**Source material:**
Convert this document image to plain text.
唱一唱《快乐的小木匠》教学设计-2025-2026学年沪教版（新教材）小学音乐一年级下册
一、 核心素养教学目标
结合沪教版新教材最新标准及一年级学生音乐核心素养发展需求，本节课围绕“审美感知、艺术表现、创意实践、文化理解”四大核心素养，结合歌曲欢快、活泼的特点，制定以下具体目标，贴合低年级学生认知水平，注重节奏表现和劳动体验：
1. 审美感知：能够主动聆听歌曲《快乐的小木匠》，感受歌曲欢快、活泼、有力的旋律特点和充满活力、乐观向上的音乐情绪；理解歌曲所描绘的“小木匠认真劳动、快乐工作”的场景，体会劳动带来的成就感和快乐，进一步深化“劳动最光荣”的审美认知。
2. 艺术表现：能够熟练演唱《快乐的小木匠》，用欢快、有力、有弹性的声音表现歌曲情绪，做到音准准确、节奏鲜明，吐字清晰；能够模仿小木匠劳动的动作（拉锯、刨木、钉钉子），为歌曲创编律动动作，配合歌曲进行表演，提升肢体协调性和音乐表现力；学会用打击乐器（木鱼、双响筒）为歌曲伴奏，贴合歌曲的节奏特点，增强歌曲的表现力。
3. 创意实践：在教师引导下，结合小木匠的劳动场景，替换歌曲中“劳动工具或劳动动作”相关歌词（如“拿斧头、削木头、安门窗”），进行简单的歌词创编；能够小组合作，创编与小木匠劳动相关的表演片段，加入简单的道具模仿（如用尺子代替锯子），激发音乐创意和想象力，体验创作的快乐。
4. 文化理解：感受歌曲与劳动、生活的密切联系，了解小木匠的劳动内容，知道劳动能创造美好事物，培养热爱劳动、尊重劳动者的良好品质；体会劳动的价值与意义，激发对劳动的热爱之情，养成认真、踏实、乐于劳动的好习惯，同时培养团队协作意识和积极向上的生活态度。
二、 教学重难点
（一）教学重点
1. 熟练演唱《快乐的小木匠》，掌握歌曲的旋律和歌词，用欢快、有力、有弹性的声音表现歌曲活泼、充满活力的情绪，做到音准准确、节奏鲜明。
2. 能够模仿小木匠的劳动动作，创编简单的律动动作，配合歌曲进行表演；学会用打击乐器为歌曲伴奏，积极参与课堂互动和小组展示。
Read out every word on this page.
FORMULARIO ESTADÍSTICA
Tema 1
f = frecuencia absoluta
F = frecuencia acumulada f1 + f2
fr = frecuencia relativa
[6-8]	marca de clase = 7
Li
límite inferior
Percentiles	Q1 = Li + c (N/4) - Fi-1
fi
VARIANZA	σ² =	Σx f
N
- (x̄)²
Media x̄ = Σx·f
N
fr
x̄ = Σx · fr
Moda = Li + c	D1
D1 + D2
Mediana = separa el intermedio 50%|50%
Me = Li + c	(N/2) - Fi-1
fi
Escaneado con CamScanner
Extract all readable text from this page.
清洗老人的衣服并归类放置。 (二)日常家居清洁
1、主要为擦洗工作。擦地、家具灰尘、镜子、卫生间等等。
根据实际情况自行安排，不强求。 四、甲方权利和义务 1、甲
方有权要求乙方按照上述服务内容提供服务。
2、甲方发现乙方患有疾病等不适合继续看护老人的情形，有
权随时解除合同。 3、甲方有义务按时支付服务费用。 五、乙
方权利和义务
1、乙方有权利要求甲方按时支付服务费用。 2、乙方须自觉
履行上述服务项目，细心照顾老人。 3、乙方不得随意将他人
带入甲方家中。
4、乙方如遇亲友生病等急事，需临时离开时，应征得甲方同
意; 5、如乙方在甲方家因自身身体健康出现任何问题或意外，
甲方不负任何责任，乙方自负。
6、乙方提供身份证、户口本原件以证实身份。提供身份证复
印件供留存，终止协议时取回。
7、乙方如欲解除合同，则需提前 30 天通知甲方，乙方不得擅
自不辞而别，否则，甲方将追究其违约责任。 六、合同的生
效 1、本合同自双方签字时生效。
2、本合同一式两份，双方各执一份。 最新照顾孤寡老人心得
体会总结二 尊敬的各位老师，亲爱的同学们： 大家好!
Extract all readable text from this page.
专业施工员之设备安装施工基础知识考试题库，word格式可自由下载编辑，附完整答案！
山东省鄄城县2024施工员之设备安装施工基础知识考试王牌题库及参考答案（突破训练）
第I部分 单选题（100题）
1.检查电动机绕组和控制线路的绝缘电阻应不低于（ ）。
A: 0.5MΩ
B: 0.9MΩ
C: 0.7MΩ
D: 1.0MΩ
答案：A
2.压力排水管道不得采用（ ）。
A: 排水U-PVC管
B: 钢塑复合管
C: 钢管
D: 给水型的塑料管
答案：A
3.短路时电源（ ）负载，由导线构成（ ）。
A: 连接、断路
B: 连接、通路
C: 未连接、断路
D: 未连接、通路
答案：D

**What you will do:** Extract all lines containing the word "创意实践".

**Answer:**
结合沪教版新教材最新标准及一年级学生音乐核心素养发展需求，本节课围绕“审美感知、艺术表现、创意实践、文化理解”四大核心素养，结合歌曲欢快、活泼的特点，制定以下具体目标，贴合低年级学生认知水平，注重节奏表现和劳动体验：
3. 创意实践：在教师引导下，结合小木匠的劳动场景，替换歌曲中“劳动工具或劳动动作”相关歌词（如“拿斧头、削木头、安门窗”），进行简单的歌词创编；能够小组合作，创编与小木匠劳动相关的表演片段，加入简单的道具模仿（如用尺子代替锯子），激发音乐创意和想象力，体验创作的快乐。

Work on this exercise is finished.